Auszug
Meine letzte Frage, halten Sie es für gut, wenn ein Bundestagsabgeordneter zusätzlich noch im Stadtrat tätig ist ? Oder meinen Sie, er kann sich auf beide Tätigkeiten gleich konzentrieren ?
Sehr geehrter Herr H.,
vielen Dank für Ihre Fragen! Zunächst zur sogenannten Flüchtlingskrise:
2015 war aus meiner Sicht nicht nur ein negatives, sondern auch ein positives Ereignis. Negativ war in jedem Fall der Auslöser der massiven Migration von Menschen aus den überfüllten Flüchtlingslagern rund um Syrien, weil die internationale Gemeinschaft die Warnungen vor einer Unterfinanzierung der Flüchtlingshilfen vor Ort nicht ernst genommen hat. Erst als die Menschen nicht mehr ausreichend mit Nahrung versorgt worden sind, machten sie sich massenhaft auf den Weg nach Europa. Hieraus sollten wir lernen und sicherstellen, dass gerade der UNHCR in Krisenregionen rechtzeitig mit ausreichenden Mitteln versorgt wird.

Aufgaben
1 > Kopieren Sie aus dem Auszug unverändert den Abschnitt von „Meine letzte Frage, halten“ bis „gleich konzentrieren ?“.
2 > Fassen Sie den Absatz im Auszug, der mit „2015 war aus meiner Sicht“ beginnt, kürzer zusammen und behalten Sie dabei seine wesentlichen Fakten bei.
3 > Welche Organisation soll laut dem Auszug in Krisenregionen rechtzeitig mit ausreichenden Mitteln versorgt werden?

Daten zur Analyse

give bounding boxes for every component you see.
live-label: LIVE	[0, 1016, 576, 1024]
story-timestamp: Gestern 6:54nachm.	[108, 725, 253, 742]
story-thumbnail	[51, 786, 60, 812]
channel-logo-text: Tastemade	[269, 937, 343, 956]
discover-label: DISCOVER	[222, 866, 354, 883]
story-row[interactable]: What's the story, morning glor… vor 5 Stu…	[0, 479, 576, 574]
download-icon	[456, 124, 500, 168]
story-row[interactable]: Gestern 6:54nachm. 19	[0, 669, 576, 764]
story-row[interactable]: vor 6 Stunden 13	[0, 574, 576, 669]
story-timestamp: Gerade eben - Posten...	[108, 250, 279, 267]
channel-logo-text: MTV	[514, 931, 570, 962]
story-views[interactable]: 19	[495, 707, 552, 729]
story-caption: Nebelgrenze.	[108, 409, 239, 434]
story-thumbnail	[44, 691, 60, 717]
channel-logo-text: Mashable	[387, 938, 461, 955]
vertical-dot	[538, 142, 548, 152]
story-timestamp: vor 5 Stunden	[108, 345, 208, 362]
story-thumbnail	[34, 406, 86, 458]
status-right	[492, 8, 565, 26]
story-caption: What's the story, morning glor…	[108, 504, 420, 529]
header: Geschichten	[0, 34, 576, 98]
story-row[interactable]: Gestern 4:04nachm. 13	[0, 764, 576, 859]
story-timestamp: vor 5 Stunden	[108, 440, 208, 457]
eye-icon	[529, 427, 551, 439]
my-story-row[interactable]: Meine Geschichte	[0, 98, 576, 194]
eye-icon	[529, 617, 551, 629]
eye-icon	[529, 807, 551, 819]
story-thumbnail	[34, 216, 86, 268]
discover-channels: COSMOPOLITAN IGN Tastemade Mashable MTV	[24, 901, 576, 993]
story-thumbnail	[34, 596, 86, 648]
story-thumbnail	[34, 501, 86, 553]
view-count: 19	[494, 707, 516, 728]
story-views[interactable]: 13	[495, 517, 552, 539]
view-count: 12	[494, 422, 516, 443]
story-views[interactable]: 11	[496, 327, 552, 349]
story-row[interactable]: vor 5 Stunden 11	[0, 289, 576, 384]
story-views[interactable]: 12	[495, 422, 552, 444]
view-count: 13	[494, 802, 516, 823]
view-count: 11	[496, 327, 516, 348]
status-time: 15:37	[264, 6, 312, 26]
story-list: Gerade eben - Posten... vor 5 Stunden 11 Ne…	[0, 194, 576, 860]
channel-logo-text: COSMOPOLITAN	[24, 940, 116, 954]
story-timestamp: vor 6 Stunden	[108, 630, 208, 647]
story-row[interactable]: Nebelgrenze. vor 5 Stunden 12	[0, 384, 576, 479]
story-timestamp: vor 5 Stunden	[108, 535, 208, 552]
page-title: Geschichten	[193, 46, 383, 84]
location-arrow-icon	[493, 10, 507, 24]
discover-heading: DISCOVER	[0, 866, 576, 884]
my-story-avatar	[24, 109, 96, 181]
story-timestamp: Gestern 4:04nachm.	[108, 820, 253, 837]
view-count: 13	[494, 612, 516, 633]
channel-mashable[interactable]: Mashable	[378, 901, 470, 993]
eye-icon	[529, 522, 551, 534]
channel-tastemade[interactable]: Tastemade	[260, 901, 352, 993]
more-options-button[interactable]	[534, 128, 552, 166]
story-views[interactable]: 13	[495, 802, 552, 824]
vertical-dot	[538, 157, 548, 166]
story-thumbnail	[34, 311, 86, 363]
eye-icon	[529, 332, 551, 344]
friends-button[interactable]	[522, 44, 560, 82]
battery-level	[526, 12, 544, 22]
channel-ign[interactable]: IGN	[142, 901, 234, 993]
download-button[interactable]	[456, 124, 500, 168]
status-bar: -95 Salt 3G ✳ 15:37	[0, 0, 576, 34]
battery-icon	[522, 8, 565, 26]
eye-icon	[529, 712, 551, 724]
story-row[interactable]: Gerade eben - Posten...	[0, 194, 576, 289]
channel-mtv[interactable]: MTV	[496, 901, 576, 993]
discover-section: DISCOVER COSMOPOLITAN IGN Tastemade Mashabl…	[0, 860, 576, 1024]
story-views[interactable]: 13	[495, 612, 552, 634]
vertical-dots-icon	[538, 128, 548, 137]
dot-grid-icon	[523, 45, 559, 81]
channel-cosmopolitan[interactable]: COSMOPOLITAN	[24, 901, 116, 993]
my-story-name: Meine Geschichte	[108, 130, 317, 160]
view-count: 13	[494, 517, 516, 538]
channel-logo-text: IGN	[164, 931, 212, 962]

Lösungen
1 >
Meine letzte Frage, halten Sie es für gut, wenn ein Bundestagsabgeordneter zusätzlich noch im Stadtrat tätig ist ? Oder meinen Sie, er kann sich auf beide Tätigkeiten gleich konzentrieren ?

2 > 2015 war aus meiner Sicht negativ und positiv zugleich. Negativ war der Auslöser der Massenmigration aus den überfüllten Flüchtlingslagern rund um Syrien: Die internationale Gemeinschaft nahm Warnungen vor einer Unterfinanzierung der Flüchtlingshilfen vor Ort nicht ernst. Erst als die Menschen nicht mehr ausreichend Nahrung erhielten, machten sie sich massenhaft auf den Weg nach Europa. Daraus sollten wir lernen, dass der UNHCR in Krisenregionen rechtzeitig ausreichend Mittel bekommen muss.

3 > Der UNHCR.